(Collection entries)
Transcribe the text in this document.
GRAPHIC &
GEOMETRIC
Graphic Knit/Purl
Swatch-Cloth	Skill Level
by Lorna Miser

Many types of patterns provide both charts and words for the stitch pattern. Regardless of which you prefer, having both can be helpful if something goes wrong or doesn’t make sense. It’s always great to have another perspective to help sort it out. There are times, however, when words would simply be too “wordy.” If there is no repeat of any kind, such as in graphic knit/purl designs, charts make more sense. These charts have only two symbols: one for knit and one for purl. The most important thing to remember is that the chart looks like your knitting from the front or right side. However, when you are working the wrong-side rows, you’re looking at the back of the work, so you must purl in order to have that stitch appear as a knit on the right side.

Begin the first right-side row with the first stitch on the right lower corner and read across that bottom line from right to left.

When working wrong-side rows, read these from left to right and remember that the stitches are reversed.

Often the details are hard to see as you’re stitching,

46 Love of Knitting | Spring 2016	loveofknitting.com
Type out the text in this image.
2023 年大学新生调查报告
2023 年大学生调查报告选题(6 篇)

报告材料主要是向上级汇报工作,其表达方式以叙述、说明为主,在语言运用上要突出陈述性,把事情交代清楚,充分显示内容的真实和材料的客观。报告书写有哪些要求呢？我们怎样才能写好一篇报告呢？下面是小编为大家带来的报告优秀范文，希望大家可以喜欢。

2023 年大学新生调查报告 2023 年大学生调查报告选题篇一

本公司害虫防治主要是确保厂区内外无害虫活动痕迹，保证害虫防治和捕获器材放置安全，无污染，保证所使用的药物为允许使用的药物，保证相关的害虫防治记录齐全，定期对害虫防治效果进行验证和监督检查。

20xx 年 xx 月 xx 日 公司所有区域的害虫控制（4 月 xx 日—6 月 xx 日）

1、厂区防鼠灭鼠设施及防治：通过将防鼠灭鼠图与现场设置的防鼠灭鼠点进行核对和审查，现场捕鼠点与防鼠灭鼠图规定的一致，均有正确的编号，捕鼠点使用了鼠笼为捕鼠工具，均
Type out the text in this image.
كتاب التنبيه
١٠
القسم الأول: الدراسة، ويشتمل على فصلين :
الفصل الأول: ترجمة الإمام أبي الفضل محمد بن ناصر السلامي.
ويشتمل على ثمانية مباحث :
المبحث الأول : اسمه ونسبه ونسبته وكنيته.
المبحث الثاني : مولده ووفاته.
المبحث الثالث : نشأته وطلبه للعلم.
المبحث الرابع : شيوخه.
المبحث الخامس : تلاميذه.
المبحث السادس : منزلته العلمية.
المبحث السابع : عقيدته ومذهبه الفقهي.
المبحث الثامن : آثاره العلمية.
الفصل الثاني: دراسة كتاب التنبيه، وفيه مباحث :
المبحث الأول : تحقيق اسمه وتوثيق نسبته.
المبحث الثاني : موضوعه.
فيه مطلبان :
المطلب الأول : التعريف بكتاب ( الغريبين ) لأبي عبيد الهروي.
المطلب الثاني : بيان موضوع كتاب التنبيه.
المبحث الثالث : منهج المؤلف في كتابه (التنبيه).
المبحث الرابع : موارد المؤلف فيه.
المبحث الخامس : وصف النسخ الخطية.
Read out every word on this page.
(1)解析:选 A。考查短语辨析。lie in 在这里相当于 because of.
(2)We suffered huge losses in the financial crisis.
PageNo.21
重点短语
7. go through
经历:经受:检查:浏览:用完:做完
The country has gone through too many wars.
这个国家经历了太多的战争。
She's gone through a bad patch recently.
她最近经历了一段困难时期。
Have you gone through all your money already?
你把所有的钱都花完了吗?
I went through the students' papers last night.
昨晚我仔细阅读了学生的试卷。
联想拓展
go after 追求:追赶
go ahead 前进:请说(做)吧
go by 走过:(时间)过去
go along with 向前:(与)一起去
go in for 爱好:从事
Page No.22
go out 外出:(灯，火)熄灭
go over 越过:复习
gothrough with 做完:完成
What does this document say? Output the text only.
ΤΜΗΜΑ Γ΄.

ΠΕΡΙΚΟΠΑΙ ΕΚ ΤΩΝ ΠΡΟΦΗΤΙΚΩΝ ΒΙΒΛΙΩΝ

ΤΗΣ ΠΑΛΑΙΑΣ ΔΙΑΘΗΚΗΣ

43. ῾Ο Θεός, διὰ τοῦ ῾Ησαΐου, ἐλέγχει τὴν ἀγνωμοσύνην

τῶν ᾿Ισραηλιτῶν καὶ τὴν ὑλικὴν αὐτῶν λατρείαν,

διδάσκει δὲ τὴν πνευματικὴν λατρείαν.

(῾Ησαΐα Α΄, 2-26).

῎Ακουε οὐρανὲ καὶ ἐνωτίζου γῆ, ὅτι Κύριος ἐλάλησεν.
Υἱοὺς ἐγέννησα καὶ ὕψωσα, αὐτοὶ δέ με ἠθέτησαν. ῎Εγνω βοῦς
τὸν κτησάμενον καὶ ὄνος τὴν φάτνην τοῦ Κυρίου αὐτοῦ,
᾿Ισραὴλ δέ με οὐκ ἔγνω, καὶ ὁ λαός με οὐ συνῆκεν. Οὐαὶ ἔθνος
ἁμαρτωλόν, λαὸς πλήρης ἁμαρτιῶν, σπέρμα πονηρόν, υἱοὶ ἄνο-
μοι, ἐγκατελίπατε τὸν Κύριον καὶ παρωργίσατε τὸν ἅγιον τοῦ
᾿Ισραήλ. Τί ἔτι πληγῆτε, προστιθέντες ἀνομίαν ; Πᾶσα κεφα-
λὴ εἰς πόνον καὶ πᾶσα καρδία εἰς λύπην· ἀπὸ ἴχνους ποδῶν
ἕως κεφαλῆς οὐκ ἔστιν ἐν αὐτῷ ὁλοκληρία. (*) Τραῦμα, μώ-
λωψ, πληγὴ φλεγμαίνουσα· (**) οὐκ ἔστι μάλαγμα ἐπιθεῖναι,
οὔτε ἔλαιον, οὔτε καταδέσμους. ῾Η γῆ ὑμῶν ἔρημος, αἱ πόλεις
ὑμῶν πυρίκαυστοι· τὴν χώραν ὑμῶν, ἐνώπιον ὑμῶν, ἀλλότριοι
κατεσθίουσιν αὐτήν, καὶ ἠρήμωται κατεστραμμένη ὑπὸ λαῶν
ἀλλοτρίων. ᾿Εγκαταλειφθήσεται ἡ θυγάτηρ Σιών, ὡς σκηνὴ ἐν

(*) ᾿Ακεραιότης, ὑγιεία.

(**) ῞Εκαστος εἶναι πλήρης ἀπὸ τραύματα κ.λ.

* **Exercise requirements**
Across the records above, count the lines holding "الأول" and reply with that number alone.

* **Written answer**
5